• **OBJECTIVE**
Exactly as written, print each record in the listing.

———

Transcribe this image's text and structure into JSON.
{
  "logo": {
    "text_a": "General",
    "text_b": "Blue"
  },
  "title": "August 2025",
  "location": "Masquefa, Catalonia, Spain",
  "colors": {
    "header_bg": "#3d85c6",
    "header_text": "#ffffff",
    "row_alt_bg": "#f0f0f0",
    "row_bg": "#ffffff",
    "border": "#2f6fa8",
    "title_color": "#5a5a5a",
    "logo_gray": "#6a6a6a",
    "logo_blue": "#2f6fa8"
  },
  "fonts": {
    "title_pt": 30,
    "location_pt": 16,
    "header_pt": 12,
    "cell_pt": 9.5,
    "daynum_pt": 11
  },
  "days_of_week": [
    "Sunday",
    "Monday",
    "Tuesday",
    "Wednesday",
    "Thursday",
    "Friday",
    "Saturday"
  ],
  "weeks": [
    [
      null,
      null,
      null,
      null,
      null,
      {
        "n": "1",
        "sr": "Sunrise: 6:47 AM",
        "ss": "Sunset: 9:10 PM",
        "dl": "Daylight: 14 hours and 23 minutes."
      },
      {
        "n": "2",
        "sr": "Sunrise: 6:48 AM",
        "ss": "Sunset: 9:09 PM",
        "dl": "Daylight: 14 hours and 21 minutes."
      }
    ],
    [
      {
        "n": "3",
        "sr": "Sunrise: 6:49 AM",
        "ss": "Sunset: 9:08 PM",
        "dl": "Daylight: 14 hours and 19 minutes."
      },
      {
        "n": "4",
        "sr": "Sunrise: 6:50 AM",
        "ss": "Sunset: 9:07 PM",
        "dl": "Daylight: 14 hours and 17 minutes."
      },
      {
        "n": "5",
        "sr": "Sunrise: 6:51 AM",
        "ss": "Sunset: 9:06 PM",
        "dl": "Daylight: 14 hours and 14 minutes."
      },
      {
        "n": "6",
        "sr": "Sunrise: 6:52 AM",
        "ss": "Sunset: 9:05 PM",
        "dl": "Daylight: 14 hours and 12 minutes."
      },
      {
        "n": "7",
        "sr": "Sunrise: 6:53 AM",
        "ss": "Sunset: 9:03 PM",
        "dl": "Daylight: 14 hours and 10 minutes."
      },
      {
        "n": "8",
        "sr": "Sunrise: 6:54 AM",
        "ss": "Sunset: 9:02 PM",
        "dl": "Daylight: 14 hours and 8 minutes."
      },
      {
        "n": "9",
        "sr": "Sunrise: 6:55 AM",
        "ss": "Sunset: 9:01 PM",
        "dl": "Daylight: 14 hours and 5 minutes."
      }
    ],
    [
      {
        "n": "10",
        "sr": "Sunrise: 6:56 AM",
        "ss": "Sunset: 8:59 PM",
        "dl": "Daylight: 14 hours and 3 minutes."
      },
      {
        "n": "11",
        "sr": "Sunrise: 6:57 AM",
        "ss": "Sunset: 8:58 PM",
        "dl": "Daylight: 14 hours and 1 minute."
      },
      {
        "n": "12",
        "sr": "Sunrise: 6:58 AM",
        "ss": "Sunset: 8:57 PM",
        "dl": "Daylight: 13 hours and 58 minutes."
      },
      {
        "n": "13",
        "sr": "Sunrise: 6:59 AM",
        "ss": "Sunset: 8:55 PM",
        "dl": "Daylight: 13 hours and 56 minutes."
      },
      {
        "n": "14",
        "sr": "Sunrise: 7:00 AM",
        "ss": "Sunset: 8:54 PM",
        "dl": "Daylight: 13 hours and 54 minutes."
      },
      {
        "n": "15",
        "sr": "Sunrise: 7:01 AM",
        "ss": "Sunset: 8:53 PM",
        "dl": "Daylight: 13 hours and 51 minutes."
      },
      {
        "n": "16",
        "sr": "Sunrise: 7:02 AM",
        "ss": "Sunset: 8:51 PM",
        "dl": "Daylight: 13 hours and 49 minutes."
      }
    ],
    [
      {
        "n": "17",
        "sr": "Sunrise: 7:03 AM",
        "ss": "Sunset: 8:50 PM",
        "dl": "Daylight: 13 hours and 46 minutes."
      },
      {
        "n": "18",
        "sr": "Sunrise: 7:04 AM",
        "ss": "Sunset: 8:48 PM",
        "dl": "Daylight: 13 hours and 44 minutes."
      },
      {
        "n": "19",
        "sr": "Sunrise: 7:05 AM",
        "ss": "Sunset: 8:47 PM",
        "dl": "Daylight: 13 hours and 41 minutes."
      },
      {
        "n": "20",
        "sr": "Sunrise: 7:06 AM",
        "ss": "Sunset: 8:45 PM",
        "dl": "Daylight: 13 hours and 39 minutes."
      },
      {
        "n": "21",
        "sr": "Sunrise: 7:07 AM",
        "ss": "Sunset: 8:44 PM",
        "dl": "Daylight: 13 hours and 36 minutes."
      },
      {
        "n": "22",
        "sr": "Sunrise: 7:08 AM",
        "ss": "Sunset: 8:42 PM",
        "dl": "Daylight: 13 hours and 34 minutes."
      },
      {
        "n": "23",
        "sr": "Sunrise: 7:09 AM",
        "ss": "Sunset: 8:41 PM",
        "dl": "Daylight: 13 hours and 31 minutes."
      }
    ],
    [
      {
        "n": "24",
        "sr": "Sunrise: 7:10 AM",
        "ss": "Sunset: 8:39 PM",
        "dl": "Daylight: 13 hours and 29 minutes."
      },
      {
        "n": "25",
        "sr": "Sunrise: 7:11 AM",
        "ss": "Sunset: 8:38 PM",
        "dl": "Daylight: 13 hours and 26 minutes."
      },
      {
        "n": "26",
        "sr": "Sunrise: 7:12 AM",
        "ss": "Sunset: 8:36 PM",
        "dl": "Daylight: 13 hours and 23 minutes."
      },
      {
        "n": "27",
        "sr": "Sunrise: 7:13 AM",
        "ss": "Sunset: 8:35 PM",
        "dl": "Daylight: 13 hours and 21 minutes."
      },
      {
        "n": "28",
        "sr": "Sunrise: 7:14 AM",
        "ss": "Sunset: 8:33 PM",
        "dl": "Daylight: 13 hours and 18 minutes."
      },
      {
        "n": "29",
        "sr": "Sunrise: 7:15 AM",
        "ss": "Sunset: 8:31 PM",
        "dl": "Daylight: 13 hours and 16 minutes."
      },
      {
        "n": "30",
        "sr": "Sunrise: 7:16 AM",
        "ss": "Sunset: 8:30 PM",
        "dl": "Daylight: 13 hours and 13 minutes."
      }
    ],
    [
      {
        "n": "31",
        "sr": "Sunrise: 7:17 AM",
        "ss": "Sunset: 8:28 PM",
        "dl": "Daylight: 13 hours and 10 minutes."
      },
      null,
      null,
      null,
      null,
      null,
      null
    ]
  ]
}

———

• **ANSWER TO THE TASK**
Transcribe this image's text and structure into JSON.
{
  "logo": {
    "text_a": "General",
    "text_b": "Blue"
  },
  "title": "August 2025",
  "location": "Masquefa, Catalonia, Spain",
  "colors": {
    "header_bg": "#3d85c6",
    "header_text": "#ffffff",
    "row_alt_bg": "#f0f0f0",
    "row_bg": "#ffffff",
    "border": "#2f6fa8",
    "title_color": "#5a5a5a",
    "logo_gray": "#6a6a6a",
    "logo_blue": "#2f6fa8"
  },
  "fonts": {
    "title_pt": 30,
    "location_pt": 16,
    "header_pt": 12,
    "cell_pt": 9.5,
    "daynum_pt": 11
  },
  "days_of_week": [
    "Sunday",
    "Monday",
    "Tuesday",
    "Wednesday",
    "Thursday",
    "Friday",
    "Saturday"
  ],
  "weeks": [
    [
      null,
      null,
      null,
      null,
      null,
      {
        "n": "1",
        "sr": "Sunrise: 6:47 AM",
        "ss": "Sunset: 9:10 PM",
        "dl": "Daylight: 14 hours and 23 minutes."
      },
      {
        "n": "2",
        "sr": "Sunrise: 6:48 AM",
        "ss": "Sunset: 9:09 PM",
        "dl": "Daylight: 14 hours and 21 minutes."
      }
    ],
    [
      {
        "n": "3",
        "sr": "Sunrise: 6:49 AM",
        "ss": "Sunset: 9:08 PM",
        "dl": "Daylight: 14 hours and 19 minutes."
      },
      {
        "n": "4",
        "sr": "Sunrise: 6:50 AM",
        "ss": "Sunset: 9:07 PM",
        "dl": "Daylight: 14 hours and 17 minutes."
      },
      {
        "n": "5",
        "sr": "Sunrise: 6:51 AM",
        "ss": "Sunset: 9:06 PM",
        "dl": "Daylight: 14 hours and 14 minutes."
      },
      {
        "n": "6",
        "sr": "Sunrise: 6:52 AM",
        "ss": "Sunset: 9:05 PM",
        "dl": "Daylight: 14 hours and 12 minutes."
      },
      {
        "n": "7",
        "sr": "Sunrise: 6:53 AM",
        "ss": "Sunset: 9:03 PM",
        "dl": "Daylight: 14 hours and 10 minutes."
      },
      {
        "n": "8",
        "sr": "Sunrise: 6:54 AM",
        "ss": "Sunset: 9:02 PM",
        "dl": "Daylight: 14 hours and 8 minutes."
      },
      {
        "n": "9",
        "sr": "Sunrise: 6:55 AM",
        "ss": "Sunset: 9:01 PM",
        "dl": "Daylight: 14 hours and 5 minutes."
      }
    ],
    [
      {
        "n": "10",
        "sr": "Sunrise: 6:56 AM",
        "ss": "Sunset: 8:59 PM",
        "dl": "Daylight: 14 hours and 3 minutes."
      },
      {
        "n": "11",
        "sr": "Sunrise: 6:57 AM",
        "ss": "Sunset: 8:58 PM",
        "dl": "Daylight: 14 hours and 1 minute."
      },
      {
        "n": "12",
        "sr": "Sunrise: 6:58 AM",
        "ss": "Sunset: 8:57 PM",
        "dl": "Daylight: 13 hours and 58 minutes."
      },
      {
        "n": "13",
        "sr": "Sunrise: 6:59 AM",
        "ss": "Sunset: 8:55 PM",
        "dl": "Daylight: 13 hours and 56 minutes."
      },
      {
        "n": "14",
        "sr": "Sunrise: 7:00 AM",
        "ss": "Sunset: 8:54 PM",
        "dl": "Daylight: 13 hours and 54 minutes."
      },
      {
        "n": "15",
        "sr": "Sunrise: 7:01 AM",
        "ss": "Sunset: 8:53 PM",
        "dl": "Daylight: 13 hours and 51 minutes."
      },
      {
        "n": "16",
        "sr": "Sunrise: 7:02 AM",
        "ss": "Sunset: 8:51 PM",
        "dl": "Daylight: 13 hours and 49 minutes."
      }
    ],
    [
      {
        "n": "17",
        "sr": "Sunrise: 7:03 AM",
        "ss": "Sunset: 8:50 PM",
        "dl": "Daylight: 13 hours and 46 minutes."
      },
      {
        "n": "18",
        "sr": "Sunrise: 7:04 AM",
        "ss": "Sunset: 8:48 PM",
        "dl": "Daylight: 13 hours and 44 minutes."
      },
      {
        "n": "19",
        "sr": "Sunrise: 7:05 AM",
        "ss": "Sunset: 8:47 PM",
        "dl": "Daylight: 13 hours and 41 minutes."
      },
      {
        "n": "20",
        "sr": "Sunrise: 7:06 AM",
        "ss": "Sunset: 8:45 PM",
        "dl": "Daylight: 13 hours and 39 minutes."
      },
      {
        "n": "21",
        "sr": "Sunrise: 7:07 AM",
        "ss": "Sunset: 8:44 PM",
        "dl": "Daylight: 13 hours and 36 minutes."
      },
      {
        "n": "22",
        "sr": "Sunrise: 7:08 AM",
        "ss": "Sunset: 8:42 PM",
        "dl": "Daylight: 13 hours and 34 minutes."
      },
      {
        "n": "23",
        "sr": "Sunrise: 7:09 AM",
        "ss": "Sunset: 8:41 PM",
        "dl": "Daylight: 13 hours and 31 minutes."
      }
    ],
    [
      {
        "n": "24",
        "sr": "Sunrise: 7:10 AM",
        "ss": "Sunset: 8:39 PM",
        "dl": "Daylight: 13 hours and 29 minutes."
      },
      {
        "n": "25",
        "sr": "Sunrise: 7:11 AM",
        "ss": "Sunset: 8:38 PM",
        "dl": "Daylight: 13 hours and 26 minutes."
      },
      {
        "n": "26",
        "sr": "Sunrise: 7:12 AM",
        "ss": "Sunset: 8:36 PM",
        "dl": "Daylight: 13 hours and 23 minutes."
      },
      {
        "n": "27",
        "sr": "Sunrise: 7:13 AM",
        "ss": "Sunset: 8:35 PM",
        "dl": "Daylight: 13 hours and 21 minutes."
      },
      {
        "n": "28",
        "sr": "Sunrise: 7:14 AM",
        "ss": "Sunset: 8:33 PM",
        "dl": "Daylight: 13 hours and 18 minutes."
      },
      {
        "n": "29",
        "sr": "Sunrise: 7:15 AM",
        "ss": "Sunset: 8:31 PM",
        "dl": "Daylight: 13 hours and 16 minutes."
      },
      {
        "n": "30",
        "sr": "Sunrise: 7:16 AM",
        "ss": "Sunset: 8:30 PM",
        "dl": "Daylight: 13 hours and 13 minutes."
      }
    ],
    [
      {
        "n": "31",
        "sr": "Sunrise: 7:17 AM",
        "ss": "Sunset: 8:28 PM",
        "dl": "Daylight: 13 hours and 10 minutes."
      },
      null,
      null,
      null,
      null,
      null,
      null
    ]
  ]
}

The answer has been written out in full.